▸ **Short task**:
Return all entries precisely as they stand, without the images.

▸ **Exercise input**:
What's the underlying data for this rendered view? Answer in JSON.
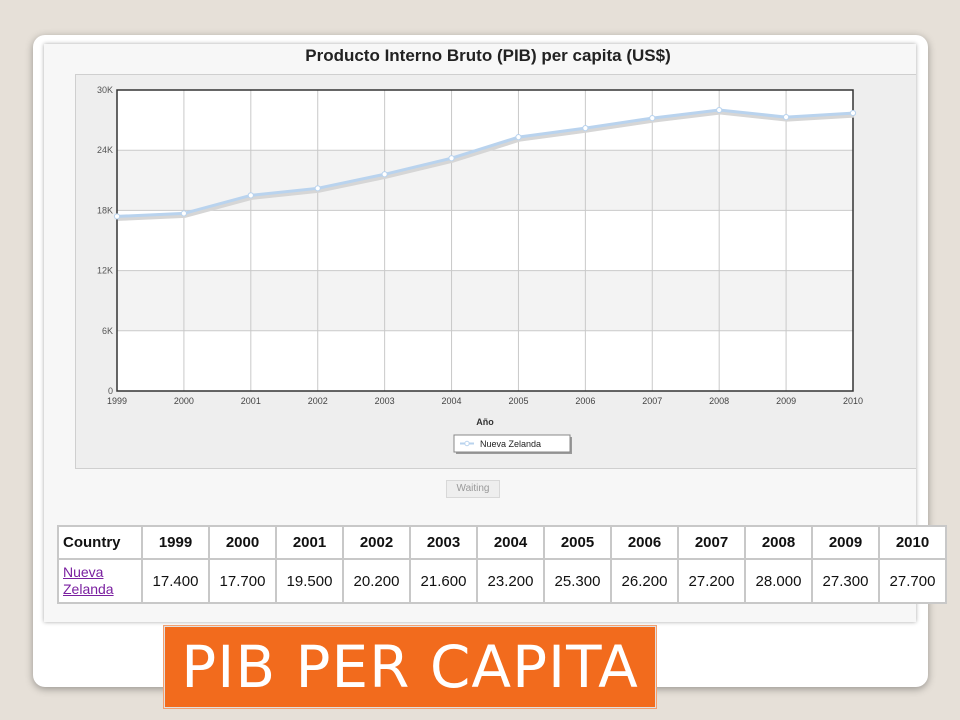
{
  "slide": {
    "banner_text": "PIB PER CAPITA",
    "waiting_label": "Waiting"
  },
  "chart_data": {
    "type": "line",
    "title": "Producto Interno Bruto (PIB) per capita (US$)",
    "xlabel": "Año",
    "ylabel": "",
    "categories": [
      "1999",
      "2000",
      "2001",
      "2002",
      "2003",
      "2004",
      "2005",
      "2006",
      "2007",
      "2008",
      "2009",
      "2010"
    ],
    "series": [
      {
        "name": "Nueva Zelanda",
        "values": [
          17400,
          17700,
          19500,
          20200,
          21600,
          23200,
          25300,
          26200,
          27200,
          28000,
          27300,
          27700
        ]
      }
    ],
    "ylim": [
      0,
      30000
    ],
    "yticks": [
      0,
      6000,
      12000,
      18000,
      24000,
      30000
    ],
    "ytick_labels": [
      "0",
      "6K",
      "12K",
      "18K",
      "24K",
      "30K"
    ],
    "grid": true,
    "legend": "bottom-center",
    "colors": {
      "line": "#b9d3ee",
      "marker": "#ffffff"
    }
  },
  "table": {
    "header_country": "Country",
    "years": [
      "1999",
      "2000",
      "2001",
      "2002",
      "2003",
      "2004",
      "2005",
      "2006",
      "2007",
      "2008",
      "2009",
      "2010"
    ],
    "rows": [
      {
        "country": "Nueva Zelanda",
        "values": [
          "17.400",
          "17.700",
          "19.500",
          "20.200",
          "21.600",
          "23.200",
          "25.300",
          "26.200",
          "27.200",
          "28.000",
          "27.300",
          "27.700"
        ]
      }
    ]
  }
}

▸ **Answer below**:
What's the underlying data for this rendered view? Answer in JSON.
{
  "slide": {
    "banner_text": "PIB PER CAPITA",
    "waiting_label": "Waiting"
  },
  "chart_data": {
    "type": "line",
    "title": "Producto Interno Bruto (PIB) per capita (US$)",
    "xlabel": "Año",
    "ylabel": "",
    "categories": [
      "1999",
      "2000",
      "2001",
      "2002",
      "2003",
      "2004",
      "2005",
      "2006",
      "2007",
      "2008",
      "2009",
      "2010"
    ],
    "series": [
      {
        "name": "Nueva Zelanda",
        "values": [
          17400,
          17700,
          19500,
          20200,
          21600,
          23200,
          25300,
          26200,
          27200,
          28000,
          27300,
          27700
        ]
      }
    ],
    "ylim": [
      0,
      30000
    ],
    "yticks": [
      0,
      6000,
      12000,
      18000,
      24000,
      30000
    ],
    "ytick_labels": [
      "0",
      "6K",
      "12K",
      "18K",
      "24K",
      "30K"
    ],
    "grid": true,
    "legend": "bottom-center",
    "colors": {
      "line": "#b9d3ee",
      "marker": "#ffffff"
    }
  },
  "table": {
    "header_country": "Country",
    "years": [
      "1999",
      "2000",
      "2001",
      "2002",
      "2003",
      "2004",
      "2005",
      "2006",
      "2007",
      "2008",
      "2009",
      "2010"
    ],
    "rows": [
      {
        "country": "Nueva Zelanda",
        "values": [
          "17.400",
          "17.700",
          "19.500",
          "20.200",
          "21.600",
          "23.200",
          "25.300",
          "26.200",
          "27.200",
          "28.000",
          "27.300",
          "27.700"
        ]
      }
    ]
  }
}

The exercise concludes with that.